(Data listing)
- - - - -

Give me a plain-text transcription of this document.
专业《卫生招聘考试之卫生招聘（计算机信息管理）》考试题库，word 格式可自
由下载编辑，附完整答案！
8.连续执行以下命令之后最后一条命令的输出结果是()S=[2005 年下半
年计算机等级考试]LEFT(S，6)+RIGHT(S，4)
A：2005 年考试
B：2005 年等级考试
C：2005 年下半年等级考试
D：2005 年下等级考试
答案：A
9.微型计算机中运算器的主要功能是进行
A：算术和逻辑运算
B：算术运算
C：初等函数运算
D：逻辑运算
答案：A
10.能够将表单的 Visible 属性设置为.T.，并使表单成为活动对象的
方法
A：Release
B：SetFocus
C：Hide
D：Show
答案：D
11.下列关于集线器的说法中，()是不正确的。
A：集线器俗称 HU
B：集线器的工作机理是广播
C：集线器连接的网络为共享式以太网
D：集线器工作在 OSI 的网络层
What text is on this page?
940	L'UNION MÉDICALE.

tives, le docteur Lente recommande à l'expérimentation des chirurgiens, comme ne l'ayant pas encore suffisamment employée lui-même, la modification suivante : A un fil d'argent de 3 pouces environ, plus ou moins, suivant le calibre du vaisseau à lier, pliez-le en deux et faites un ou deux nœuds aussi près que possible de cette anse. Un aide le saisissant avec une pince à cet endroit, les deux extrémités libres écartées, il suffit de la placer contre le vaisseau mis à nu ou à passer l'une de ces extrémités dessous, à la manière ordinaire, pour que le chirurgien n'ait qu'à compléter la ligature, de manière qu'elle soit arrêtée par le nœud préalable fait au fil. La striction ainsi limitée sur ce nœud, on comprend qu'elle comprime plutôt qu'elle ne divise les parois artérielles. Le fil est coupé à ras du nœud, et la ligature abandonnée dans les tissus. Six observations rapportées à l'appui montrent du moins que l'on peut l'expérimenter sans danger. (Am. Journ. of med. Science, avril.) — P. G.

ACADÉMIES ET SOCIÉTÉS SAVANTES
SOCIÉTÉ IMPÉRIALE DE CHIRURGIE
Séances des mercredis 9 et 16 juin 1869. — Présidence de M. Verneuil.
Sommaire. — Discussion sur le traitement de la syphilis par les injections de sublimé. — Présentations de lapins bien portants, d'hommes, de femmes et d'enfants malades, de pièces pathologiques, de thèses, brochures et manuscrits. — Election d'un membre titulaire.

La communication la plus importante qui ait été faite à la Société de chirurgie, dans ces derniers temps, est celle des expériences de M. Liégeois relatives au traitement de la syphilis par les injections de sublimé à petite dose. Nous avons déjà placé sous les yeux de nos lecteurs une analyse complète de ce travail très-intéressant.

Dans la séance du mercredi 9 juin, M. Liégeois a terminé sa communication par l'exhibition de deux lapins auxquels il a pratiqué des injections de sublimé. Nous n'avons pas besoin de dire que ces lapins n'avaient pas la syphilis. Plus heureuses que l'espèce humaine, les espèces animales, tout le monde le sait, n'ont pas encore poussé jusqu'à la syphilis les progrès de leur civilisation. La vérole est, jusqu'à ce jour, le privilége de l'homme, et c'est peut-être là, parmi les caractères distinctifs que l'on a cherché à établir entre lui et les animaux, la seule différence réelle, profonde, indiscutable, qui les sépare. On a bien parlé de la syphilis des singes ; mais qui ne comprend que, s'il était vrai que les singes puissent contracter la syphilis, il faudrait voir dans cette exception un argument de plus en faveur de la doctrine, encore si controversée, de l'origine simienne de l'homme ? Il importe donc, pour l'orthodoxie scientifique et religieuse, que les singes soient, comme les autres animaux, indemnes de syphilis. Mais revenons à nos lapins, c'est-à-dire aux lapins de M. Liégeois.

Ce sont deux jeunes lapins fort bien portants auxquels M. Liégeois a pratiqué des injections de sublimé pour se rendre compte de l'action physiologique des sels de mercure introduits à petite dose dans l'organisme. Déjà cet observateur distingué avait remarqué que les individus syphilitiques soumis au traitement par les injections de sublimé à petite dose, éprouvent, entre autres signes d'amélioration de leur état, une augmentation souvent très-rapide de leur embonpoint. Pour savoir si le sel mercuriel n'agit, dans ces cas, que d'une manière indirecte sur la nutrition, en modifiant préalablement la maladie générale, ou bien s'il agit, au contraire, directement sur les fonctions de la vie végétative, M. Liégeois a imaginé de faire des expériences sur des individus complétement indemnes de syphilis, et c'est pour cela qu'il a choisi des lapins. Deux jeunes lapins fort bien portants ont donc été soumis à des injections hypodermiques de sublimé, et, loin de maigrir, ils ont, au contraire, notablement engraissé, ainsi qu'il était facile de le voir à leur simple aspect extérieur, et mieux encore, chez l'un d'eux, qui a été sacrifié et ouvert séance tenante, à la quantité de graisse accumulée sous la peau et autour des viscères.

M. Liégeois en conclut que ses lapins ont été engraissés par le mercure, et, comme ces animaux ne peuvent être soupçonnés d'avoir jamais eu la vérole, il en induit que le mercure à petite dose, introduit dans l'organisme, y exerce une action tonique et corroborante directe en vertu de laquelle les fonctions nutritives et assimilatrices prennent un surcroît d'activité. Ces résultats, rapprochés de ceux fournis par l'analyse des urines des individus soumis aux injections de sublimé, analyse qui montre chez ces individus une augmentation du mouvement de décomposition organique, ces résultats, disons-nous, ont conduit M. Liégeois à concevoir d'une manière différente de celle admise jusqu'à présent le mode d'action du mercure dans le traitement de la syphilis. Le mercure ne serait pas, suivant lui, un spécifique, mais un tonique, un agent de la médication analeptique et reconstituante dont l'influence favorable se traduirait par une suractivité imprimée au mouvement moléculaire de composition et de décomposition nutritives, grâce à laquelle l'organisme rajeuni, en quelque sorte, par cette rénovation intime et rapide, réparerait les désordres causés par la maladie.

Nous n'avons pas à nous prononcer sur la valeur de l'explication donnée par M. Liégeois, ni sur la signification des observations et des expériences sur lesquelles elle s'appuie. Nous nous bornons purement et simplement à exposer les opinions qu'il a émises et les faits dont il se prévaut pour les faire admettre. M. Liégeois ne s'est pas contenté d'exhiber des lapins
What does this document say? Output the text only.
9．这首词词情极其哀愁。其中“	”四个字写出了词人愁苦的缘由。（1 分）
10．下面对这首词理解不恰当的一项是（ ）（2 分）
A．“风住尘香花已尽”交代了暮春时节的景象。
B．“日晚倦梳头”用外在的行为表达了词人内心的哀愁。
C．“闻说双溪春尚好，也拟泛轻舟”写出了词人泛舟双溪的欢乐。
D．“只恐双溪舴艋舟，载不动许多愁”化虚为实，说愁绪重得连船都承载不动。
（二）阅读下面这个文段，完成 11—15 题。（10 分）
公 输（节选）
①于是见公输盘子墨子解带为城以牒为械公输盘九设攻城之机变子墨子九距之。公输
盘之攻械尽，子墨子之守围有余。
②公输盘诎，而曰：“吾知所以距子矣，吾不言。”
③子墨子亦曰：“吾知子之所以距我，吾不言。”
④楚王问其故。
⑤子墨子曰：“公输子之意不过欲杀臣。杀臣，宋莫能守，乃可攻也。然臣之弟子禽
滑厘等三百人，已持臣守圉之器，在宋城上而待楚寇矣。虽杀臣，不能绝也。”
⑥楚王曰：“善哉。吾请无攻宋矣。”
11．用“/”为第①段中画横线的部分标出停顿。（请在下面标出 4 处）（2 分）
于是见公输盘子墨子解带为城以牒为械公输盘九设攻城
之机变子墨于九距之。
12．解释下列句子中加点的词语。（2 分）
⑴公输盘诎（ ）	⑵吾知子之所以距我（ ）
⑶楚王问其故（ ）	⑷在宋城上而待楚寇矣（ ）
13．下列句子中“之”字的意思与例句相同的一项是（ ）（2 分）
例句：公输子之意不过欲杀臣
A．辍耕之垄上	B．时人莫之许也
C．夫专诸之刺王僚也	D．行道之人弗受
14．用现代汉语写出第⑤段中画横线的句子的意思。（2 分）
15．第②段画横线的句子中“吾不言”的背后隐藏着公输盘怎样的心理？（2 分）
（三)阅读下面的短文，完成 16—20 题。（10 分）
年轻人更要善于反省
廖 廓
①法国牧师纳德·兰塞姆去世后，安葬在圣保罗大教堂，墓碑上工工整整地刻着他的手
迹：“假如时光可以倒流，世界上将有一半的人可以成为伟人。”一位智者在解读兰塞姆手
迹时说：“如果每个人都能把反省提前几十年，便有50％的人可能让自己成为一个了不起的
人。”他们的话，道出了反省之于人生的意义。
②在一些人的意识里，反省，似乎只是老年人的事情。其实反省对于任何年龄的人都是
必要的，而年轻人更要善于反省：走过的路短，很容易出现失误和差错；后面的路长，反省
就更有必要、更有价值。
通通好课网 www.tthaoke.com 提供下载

- - - - -

= Brief =
Your task is to write out the lines from the one with "What does this" through the end of the records, exactly and with nothing added.

= The solution =
What does this document say? Output the text only.
9．这首词词情极其哀愁。其中“	”四个字写出了词人愁苦的缘由。（1 分）
10．下面对这首词理解不恰当的一项是（ ）（2 分）
A．“风住尘香花已尽”交代了暮春时节的景象。
B．“日晚倦梳头”用外在的行为表达了词人内心的哀愁。
C．“闻说双溪春尚好，也拟泛轻舟”写出了词人泛舟双溪的欢乐。
D．“只恐双溪舴艋舟，载不动许多愁”化虚为实，说愁绪重得连船都承载不动。
（二）阅读下面这个文段，完成 11—15 题。（10 分）
公 输（节选）
①于是见公输盘子墨子解带为城以牒为械公输盘九设攻城之机变子墨子九距之。公输
盘之攻械尽，子墨子之守围有余。
②公输盘诎，而曰：“吾知所以距子矣，吾不言。”
③子墨子亦曰：“吾知子之所以距我，吾不言。”
④楚王问其故。
⑤子墨子曰：“公输子之意不过欲杀臣。杀臣，宋莫能守，乃可攻也。然臣之弟子禽
滑厘等三百人，已持臣守圉之器，在宋城上而待楚寇矣。虽杀臣，不能绝也。”
⑥楚王曰：“善哉。吾请无攻宋矣。”
11．用“/”为第①段中画横线的部分标出停顿。（请在下面标出 4 处）（2 分）
于是见公输盘子墨子解带为城以牒为械公输盘九设攻城
之机变子墨于九距之。
12．解释下列句子中加点的词语。（2 分）
⑴公输盘诎（ ）	⑵吾知子之所以距我（ ）
⑶楚王问其故（ ）	⑷在宋城上而待楚寇矣（ ）
13．下列句子中“之”字的意思与例句相同的一项是（ ）（2 分）
例句：公输子之意不过欲杀臣
A．辍耕之垄上	B．时人莫之许也
C．夫专诸之刺王僚也	D．行道之人弗受
14．用现代汉语写出第⑤段中画横线的句子的意思。（2 分）
15．第②段画横线的句子中“吾不言”的背后隐藏着公输盘怎样的心理？（2 分）
（三)阅读下面的短文，完成 16—20 题。（10 分）
年轻人更要善于反省
廖 廓
①法国牧师纳德·兰塞姆去世后，安葬在圣保罗大教堂，墓碑上工工整整地刻着他的手
迹：“假如时光可以倒流，世界上将有一半的人可以成为伟人。”一位智者在解读兰塞姆手
迹时说：“如果每个人都能把反省提前几十年，便有50％的人可能让自己成为一个了不起的
人。”他们的话，道出了反省之于人生的意义。
②在一些人的意识里，反省，似乎只是老年人的事情。其实反省对于任何年龄的人都是
必要的，而年轻人更要善于反省：走过的路短，很容易出现失误和差错；后面的路长，反省
就更有必要、更有价值。
通通好课网 www.tthaoke.com 提供下载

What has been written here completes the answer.